#### Saved entries
• • •
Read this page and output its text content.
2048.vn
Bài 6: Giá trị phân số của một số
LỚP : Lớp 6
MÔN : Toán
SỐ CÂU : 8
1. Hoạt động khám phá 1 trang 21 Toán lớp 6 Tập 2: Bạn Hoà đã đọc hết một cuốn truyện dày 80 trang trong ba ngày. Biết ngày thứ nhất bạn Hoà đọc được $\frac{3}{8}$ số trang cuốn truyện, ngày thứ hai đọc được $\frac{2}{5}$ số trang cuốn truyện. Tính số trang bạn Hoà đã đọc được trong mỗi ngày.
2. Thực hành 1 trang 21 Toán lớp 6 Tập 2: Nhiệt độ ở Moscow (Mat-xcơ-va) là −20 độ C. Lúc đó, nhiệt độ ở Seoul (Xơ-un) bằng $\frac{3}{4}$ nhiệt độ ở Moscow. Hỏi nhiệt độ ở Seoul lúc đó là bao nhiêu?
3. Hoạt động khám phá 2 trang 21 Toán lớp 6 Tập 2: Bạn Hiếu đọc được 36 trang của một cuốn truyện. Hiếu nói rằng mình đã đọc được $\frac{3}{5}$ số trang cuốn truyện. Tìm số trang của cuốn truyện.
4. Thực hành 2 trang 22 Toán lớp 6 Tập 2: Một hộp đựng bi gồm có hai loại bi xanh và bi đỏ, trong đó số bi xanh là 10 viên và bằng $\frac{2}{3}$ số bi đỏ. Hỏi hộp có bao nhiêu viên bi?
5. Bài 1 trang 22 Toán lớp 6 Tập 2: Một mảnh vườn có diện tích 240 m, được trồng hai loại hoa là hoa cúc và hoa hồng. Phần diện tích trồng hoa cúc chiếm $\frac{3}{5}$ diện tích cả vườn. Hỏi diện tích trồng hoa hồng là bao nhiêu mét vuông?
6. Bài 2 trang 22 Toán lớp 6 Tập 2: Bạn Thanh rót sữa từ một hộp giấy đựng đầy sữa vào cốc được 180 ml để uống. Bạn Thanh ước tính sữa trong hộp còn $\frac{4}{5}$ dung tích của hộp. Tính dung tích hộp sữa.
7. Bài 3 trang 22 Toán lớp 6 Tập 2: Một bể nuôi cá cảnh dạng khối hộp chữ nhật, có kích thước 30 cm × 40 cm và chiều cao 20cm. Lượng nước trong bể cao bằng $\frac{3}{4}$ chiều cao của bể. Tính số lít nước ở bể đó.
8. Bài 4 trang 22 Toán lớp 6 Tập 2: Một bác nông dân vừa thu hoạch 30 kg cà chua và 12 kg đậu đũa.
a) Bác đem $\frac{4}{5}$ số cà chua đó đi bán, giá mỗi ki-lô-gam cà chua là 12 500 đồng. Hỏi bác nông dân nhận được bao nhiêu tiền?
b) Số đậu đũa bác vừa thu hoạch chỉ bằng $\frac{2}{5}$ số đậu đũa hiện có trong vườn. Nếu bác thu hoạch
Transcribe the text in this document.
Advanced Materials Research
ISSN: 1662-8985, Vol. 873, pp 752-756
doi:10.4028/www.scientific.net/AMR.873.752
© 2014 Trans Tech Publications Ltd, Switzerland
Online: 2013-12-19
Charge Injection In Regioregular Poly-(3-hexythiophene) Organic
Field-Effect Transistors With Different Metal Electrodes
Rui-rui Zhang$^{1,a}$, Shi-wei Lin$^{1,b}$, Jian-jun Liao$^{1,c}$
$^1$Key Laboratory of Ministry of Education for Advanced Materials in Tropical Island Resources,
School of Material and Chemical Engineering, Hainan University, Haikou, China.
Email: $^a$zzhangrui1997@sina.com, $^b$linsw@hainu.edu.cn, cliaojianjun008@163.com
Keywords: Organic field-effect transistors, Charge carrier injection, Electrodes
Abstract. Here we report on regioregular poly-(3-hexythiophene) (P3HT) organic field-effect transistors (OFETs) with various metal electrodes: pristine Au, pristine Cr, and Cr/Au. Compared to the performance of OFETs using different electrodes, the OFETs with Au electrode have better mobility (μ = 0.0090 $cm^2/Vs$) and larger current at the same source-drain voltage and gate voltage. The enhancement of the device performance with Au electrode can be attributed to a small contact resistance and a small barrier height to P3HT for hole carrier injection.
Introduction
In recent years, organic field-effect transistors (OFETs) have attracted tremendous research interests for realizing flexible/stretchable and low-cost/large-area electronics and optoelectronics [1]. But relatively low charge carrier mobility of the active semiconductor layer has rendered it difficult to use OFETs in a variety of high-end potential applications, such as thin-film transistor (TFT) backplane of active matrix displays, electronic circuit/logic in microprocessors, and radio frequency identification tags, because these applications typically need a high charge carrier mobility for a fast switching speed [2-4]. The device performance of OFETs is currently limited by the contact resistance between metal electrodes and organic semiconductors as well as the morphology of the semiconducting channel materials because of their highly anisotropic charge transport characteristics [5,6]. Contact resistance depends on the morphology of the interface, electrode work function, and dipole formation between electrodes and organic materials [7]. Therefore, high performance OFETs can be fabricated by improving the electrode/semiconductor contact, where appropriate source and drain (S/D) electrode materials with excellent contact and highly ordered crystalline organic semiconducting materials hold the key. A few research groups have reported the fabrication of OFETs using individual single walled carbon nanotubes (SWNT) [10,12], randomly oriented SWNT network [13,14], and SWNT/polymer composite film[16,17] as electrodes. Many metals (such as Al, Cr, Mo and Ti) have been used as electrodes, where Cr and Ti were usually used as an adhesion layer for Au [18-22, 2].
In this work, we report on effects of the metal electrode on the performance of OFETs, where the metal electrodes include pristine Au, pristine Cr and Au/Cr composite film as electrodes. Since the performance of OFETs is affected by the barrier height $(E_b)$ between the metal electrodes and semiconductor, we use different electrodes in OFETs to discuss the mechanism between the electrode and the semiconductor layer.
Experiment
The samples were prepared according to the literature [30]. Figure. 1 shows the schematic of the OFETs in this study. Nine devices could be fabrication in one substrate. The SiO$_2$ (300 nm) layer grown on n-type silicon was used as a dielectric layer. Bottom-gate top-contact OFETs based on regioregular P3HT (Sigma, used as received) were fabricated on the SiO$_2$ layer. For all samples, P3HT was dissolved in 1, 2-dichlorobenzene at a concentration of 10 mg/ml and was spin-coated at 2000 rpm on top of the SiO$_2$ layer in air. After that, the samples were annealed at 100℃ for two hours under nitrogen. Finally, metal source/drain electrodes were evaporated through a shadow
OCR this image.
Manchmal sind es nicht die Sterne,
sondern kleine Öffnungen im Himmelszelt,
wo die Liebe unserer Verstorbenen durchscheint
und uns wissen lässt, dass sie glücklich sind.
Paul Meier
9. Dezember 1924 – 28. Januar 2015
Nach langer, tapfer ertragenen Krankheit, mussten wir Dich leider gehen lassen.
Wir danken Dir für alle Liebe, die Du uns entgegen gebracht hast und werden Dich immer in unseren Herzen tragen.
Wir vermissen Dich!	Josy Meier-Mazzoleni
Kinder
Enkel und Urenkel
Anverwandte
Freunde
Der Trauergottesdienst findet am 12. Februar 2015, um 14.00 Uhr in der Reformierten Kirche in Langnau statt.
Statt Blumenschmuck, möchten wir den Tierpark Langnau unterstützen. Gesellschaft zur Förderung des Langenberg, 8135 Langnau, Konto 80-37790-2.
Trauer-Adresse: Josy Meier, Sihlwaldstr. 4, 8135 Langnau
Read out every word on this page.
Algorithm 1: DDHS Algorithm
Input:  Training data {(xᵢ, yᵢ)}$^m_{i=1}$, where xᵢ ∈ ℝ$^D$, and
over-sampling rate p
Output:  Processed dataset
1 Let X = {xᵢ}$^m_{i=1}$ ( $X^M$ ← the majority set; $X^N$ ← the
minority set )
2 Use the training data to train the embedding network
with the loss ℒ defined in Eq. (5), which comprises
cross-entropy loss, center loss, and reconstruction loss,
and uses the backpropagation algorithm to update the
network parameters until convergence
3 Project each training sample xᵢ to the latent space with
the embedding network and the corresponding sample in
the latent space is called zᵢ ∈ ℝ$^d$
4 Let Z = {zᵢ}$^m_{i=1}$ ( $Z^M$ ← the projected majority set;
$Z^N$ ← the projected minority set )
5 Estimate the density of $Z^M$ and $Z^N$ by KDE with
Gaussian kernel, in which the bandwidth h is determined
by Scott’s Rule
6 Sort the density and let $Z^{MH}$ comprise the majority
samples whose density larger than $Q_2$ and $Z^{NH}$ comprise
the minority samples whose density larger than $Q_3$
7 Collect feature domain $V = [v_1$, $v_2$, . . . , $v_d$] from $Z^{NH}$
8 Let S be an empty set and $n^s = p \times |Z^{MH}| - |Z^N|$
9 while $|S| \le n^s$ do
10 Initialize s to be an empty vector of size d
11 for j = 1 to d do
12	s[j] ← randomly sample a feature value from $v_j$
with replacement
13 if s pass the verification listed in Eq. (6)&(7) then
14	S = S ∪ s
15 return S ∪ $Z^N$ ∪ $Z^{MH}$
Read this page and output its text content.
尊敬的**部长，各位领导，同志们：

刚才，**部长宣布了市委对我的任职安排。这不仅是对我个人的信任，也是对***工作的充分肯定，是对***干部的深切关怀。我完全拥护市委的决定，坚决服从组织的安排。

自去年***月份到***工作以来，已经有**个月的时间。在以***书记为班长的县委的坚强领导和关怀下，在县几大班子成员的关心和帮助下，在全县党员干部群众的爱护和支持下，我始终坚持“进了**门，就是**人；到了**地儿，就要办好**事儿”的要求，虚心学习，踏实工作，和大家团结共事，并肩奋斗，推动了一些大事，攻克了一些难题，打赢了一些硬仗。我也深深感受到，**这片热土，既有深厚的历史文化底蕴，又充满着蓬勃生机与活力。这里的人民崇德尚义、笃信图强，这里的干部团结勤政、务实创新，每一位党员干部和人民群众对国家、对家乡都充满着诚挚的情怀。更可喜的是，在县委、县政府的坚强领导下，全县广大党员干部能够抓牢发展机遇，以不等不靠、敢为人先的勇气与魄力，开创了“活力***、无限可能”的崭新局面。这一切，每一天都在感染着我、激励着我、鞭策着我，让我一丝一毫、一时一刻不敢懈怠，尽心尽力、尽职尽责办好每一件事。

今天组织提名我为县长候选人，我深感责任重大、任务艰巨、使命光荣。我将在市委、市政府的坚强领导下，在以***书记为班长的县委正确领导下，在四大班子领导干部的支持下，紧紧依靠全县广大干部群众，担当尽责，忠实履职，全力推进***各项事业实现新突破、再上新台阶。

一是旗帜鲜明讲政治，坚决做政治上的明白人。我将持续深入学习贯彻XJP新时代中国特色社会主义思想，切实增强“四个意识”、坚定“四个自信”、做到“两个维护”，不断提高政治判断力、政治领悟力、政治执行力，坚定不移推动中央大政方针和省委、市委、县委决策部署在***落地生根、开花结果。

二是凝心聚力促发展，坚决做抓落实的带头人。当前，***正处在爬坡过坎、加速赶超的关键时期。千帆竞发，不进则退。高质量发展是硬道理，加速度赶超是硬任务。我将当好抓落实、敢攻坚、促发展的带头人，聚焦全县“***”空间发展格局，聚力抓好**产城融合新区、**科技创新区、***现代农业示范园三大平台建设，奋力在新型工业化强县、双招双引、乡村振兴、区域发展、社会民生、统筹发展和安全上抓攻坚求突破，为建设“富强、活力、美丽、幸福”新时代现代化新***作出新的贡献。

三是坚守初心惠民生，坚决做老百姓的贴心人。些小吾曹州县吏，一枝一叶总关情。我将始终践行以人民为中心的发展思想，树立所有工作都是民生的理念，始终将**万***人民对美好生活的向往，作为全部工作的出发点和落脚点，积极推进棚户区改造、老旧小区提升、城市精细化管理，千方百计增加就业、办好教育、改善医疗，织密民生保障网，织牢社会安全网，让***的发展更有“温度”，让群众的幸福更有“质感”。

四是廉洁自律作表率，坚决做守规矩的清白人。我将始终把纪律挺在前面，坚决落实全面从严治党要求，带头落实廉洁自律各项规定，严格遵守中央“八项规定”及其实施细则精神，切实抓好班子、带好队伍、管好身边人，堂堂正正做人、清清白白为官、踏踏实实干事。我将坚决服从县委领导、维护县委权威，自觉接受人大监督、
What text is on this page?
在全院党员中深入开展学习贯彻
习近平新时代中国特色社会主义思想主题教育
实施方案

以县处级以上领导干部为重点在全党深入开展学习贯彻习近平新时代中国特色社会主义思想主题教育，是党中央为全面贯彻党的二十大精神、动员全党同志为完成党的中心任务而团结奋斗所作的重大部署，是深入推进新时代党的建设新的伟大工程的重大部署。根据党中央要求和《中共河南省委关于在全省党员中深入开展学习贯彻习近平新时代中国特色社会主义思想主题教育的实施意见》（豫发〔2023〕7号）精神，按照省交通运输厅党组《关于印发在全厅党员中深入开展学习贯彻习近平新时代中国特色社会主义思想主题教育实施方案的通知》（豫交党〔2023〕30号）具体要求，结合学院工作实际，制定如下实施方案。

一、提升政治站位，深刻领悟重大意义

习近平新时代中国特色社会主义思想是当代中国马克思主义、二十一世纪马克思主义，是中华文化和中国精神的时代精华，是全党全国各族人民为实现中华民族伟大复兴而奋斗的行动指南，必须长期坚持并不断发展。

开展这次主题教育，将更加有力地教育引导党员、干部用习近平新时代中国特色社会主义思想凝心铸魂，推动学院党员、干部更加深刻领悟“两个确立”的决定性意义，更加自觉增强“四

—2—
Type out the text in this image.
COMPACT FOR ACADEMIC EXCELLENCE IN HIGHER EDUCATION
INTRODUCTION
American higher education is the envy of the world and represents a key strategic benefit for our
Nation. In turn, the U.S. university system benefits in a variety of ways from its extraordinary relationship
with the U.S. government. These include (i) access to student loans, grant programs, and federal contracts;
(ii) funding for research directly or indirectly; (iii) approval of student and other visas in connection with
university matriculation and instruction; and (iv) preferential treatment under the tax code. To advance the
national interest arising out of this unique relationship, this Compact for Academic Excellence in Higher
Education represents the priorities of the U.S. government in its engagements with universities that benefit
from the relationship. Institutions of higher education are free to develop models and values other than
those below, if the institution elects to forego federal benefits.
• • •
#### What you are asked to do
Pull out every line of the records that includes the string "Liebe".

#### Task answer
wo die Liebe unserer Verstorbenen durchscheint
Wir danken Dir für alle Liebe, die Du uns entgegen gebracht hast und werden Dich immer in unseren Herzen tragen.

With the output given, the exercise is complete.